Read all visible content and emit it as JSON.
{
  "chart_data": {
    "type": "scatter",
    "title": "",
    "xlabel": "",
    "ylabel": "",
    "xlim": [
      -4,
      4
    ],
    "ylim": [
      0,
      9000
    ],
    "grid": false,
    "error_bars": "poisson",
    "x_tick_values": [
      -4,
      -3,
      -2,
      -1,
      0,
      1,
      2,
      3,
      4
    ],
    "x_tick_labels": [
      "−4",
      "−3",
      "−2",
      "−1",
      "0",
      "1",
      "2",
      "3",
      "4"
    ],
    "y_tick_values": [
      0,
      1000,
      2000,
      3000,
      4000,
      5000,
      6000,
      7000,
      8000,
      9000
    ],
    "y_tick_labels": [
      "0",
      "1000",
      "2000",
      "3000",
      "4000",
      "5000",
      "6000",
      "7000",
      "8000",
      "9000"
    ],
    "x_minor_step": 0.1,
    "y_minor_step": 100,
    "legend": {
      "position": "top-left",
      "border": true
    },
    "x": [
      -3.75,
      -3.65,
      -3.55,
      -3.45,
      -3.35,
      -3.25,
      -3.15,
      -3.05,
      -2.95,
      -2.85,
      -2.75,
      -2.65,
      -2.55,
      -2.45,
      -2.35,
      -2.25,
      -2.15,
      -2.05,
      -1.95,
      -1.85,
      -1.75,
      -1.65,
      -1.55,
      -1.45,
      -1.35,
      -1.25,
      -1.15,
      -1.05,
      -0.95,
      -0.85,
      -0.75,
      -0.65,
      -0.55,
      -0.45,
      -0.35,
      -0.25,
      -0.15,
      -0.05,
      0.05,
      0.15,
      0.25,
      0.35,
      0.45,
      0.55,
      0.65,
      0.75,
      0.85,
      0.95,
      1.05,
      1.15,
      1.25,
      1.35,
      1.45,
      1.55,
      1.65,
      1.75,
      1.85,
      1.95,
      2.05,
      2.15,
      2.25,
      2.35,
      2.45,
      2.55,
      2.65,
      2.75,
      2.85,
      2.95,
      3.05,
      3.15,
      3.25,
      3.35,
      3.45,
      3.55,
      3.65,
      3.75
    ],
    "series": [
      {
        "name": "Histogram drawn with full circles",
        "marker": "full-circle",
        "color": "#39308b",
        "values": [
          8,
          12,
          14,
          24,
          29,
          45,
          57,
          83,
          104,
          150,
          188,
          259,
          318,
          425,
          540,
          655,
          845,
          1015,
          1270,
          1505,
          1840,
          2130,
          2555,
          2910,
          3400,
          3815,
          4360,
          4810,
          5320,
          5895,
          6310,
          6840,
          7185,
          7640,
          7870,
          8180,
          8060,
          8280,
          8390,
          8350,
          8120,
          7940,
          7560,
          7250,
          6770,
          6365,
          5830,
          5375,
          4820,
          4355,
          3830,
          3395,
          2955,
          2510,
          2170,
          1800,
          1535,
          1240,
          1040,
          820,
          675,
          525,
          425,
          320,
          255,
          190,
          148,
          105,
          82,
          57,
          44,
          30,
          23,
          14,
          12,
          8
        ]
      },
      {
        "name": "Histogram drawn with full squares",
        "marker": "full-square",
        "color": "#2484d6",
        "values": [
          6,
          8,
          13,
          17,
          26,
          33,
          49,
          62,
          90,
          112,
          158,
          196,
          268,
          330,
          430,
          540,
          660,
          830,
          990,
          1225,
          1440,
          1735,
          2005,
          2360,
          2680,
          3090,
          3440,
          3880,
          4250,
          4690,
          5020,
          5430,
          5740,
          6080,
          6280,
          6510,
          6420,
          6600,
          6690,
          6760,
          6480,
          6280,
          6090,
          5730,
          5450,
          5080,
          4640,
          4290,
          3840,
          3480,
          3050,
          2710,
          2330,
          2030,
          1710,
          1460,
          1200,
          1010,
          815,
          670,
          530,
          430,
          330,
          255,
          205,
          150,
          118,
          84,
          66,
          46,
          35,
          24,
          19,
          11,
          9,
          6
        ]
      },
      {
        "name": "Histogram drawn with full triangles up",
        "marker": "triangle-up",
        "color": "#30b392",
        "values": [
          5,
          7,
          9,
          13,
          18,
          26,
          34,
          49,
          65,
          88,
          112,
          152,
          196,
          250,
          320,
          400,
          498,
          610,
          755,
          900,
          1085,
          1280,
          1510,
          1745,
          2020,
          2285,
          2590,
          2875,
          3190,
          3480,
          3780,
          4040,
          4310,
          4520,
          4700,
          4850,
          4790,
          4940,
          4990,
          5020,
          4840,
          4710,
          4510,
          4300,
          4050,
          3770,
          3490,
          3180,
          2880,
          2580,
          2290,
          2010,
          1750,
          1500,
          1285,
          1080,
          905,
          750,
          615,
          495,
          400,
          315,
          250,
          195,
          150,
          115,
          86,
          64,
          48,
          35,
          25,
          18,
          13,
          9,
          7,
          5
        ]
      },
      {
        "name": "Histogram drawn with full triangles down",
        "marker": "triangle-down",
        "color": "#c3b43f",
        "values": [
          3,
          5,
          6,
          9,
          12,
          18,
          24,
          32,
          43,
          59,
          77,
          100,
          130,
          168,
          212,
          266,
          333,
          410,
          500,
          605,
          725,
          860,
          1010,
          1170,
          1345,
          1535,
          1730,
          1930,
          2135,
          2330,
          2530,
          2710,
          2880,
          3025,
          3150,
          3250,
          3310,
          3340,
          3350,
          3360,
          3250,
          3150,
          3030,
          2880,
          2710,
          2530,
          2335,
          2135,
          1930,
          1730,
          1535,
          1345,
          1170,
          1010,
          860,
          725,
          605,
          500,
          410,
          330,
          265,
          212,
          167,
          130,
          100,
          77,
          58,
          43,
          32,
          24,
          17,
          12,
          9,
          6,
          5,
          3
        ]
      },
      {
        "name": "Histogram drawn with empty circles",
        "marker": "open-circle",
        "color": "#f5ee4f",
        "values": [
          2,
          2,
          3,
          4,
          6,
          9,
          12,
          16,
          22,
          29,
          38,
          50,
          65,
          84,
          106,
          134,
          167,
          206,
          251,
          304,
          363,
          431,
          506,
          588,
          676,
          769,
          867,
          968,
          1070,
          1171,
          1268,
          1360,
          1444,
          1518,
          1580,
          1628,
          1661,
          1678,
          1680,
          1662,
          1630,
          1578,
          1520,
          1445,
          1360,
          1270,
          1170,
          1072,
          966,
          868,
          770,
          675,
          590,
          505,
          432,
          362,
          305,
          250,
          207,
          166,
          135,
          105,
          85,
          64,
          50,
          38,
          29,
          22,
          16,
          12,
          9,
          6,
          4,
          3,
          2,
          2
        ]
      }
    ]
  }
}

## Written instruction
Output the data above exactly, please, line for line.

## Output of the exercise
Read all visible content and emit it as JSON.
{
  "chart_data": {
    "type": "scatter",
    "title": "",
    "xlabel": "",
    "ylabel": "",
    "xlim": [
      -4,
      4
    ],
    "ylim": [
      0,
      9000
    ],
    "grid": false,
    "error_bars": "poisson",
    "x_tick_values": [
      -4,
      -3,
      -2,
      -1,
      0,
      1,
      2,
      3,
      4
    ],
    "x_tick_labels": [
      "−4",
      "−3",
      "−2",
      "−1",
      "0",
      "1",
      "2",
      "3",
      "4"
    ],
    "y_tick_values": [
      0,
      1000,
      2000,
      3000,
      4000,
      5000,
      6000,
      7000,
      8000,
      9000
    ],
    "y_tick_labels": [
      "0",
      "1000",
      "2000",
      "3000",
      "4000",
      "5000",
      "6000",
      "7000",
      "8000",
      "9000"
    ],
    "x_minor_step": 0.1,
    "y_minor_step": 100,
    "legend": {
      "position": "top-left",
      "border": true
    },
    "x": [
      -3.75,
      -3.65,
      -3.55,
      -3.45,
      -3.35,
      -3.25,
      -3.15,
      -3.05,
      -2.95,
      -2.85,
      -2.75,
      -2.65,
      -2.55,
      -2.45,
      -2.35,
      -2.25,
      -2.15,
      -2.05,
      -1.95,
      -1.85,
      -1.75,
      -1.65,
      -1.55,
      -1.45,
      -1.35,
      -1.25,
      -1.15,
      -1.05,
      -0.95,
      -0.85,
      -0.75,
      -0.65,
      -0.55,
      -0.45,
      -0.35,
      -0.25,
      -0.15,
      -0.05,
      0.05,
      0.15,
      0.25,
      0.35,
      0.45,
      0.55,
      0.65,
      0.75,
      0.85,
      0.95,
      1.05,
      1.15,
      1.25,
      1.35,
      1.45,
      1.55,
      1.65,
      1.75,
      1.85,
      1.95,
      2.05,
      2.15,
      2.25,
      2.35,
      2.45,
      2.55,
      2.65,
      2.75,
      2.85,
      2.95,
      3.05,
      3.15,
      3.25,
      3.35,
      3.45,
      3.55,
      3.65,
      3.75
    ],
    "series": [
      {
        "name": "Histogram drawn with full circles",
        "marker": "full-circle",
        "color": "#39308b",
        "values": [
          8,
          12,
          14,
          24,
          29,
          45,
          57,
          83,
          104,
          150,
          188,
          259,
          318,
          425,
          540,
          655,
          845,
          1015,
          1270,
          1505,
          1840,
          2130,
          2555,
          2910,
          3400,
          3815,
          4360,
          4810,
          5320,
          5895,
          6310,
          6840,
          7185,
          7640,
          7870,
          8180,
          8060,
          8280,
          8390,
          8350,
          8120,
          7940,
          7560,
          7250,
          6770,
          6365,
          5830,
          5375,
          4820,
          4355,
          3830,
          3395,
          2955,
          2510,
          2170,
          1800,
          1535,
          1240,
          1040,
          820,
          675,
          525,
          425,
          320,
          255,
          190,
          148,
          105,
          82,
          57,
          44,
          30,
          23,
          14,
          12,
          8
        ]
      },
      {
        "name": "Histogram drawn with full squares",
        "marker": "full-square",
        "color": "#2484d6",
        "values": [
          6,
          8,
          13,
          17,
          26,
          33,
          49,
          62,
          90,
          112,
          158,
          196,
          268,
          330,
          430,
          540,
          660,
          830,
          990,
          1225,
          1440,
          1735,
          2005,
          2360,
          2680,
          3090,
          3440,
          3880,
          4250,
          4690,
          5020,
          5430,
          5740,
          6080,
          6280,
          6510,
          6420,
          6600,
          6690,
          6760,
          6480,
          6280,
          6090,
          5730,
          5450,
          5080,
          4640,
          4290,
          3840,
          3480,
          3050,
          2710,
          2330,
          2030,
          1710,
          1460,
          1200,
          1010,
          815,
          670,
          530,
          430,
          330,
          255,
          205,
          150,
          118,
          84,
          66,
          46,
          35,
          24,
          19,
          11,
          9,
          6
        ]
      },
      {
        "name": "Histogram drawn with full triangles up",
        "marker": "triangle-up",
        "color": "#30b392",
        "values": [
          5,
          7,
          9,
          13,
          18,
          26,
          34,
          49,
          65,
          88,
          112,
          152,
          196,
          250,
          320,
          400,
          498,
          610,
          755,
          900,
          1085,
          1280,
          1510,
          1745,
          2020,
          2285,
          2590,
          2875,
          3190,
          3480,
          3780,
          4040,
          4310,
          4520,
          4700,
          4850,
          4790,
          4940,
          4990,
          5020,
          4840,
          4710,
          4510,
          4300,
          4050,
          3770,
          3490,
          3180,
          2880,
          2580,
          2290,
          2010,
          1750,
          1500,
          1285,
          1080,
          905,
          750,
          615,
          495,
          400,
          315,
          250,
          195,
          150,
          115,
          86,
          64,
          48,
          35,
          25,
          18,
          13,
          9,
          7,
          5
        ]
      },
      {
        "name": "Histogram drawn with full triangles down",
        "marker": "triangle-down",
        "color": "#c3b43f",
        "values": [
          3,
          5,
          6,
          9,
          12,
          18,
          24,
          32,
          43,
          59,
          77,
          100,
          130,
          168,
          212,
          266,
          333,
          410,
          500,
          605,
          725,
          860,
          1010,
          1170,
          1345,
          1535,
          1730,
          1930,
          2135,
          2330,
          2530,
          2710,
          2880,
          3025,
          3150,
          3250,
          3310,
          3340,
          3350,
          3360,
          3250,
          3150,
          3030,
          2880,
          2710,
          2530,
          2335,
          2135,
          1930,
          1730,
          1535,
          1345,
          1170,
          1010,
          860,
          725,
          605,
          500,
          410,
          330,
          265,
          212,
          167,
          130,
          100,
          77,
          58,
          43,
          32,
          24,
          17,
          12,
          9,
          6,
          5,
          3
        ]
      },
      {
        "name": "Histogram drawn with empty circles",
        "marker": "open-circle",
        "color": "#f5ee4f",
        "values": [
          2,
          2,
          3,
          4,
          6,
          9,
          12,
          16,
          22,
          29,
          38,
          50,
          65,
          84,
          106,
          134,
          167,
          206,
          251,
          304,
          363,
          431,
          506,
          588,
          676,
          769,
          867,
          968,
          1070,
          1171,
          1268,
          1360,
          1444,
          1518,
          1580,
          1628,
          1661,
          1678,
          1680,
          1662,
          1630,
          1578,
          1520,
          1445,
          1360,
          1270,
          1170,
          1072,
          966,
          868,
          770,
          675,
          590,
          505,
          432,
          362,
          305,
          250,
          207,
          166,
          135,
          105,
          85,
          64,
          50,
          38,
          29,
          22,
          16,
          12,
          9,
          6,
          4,
          3,
          2,
          2
        ]
      }
    ]
  }
}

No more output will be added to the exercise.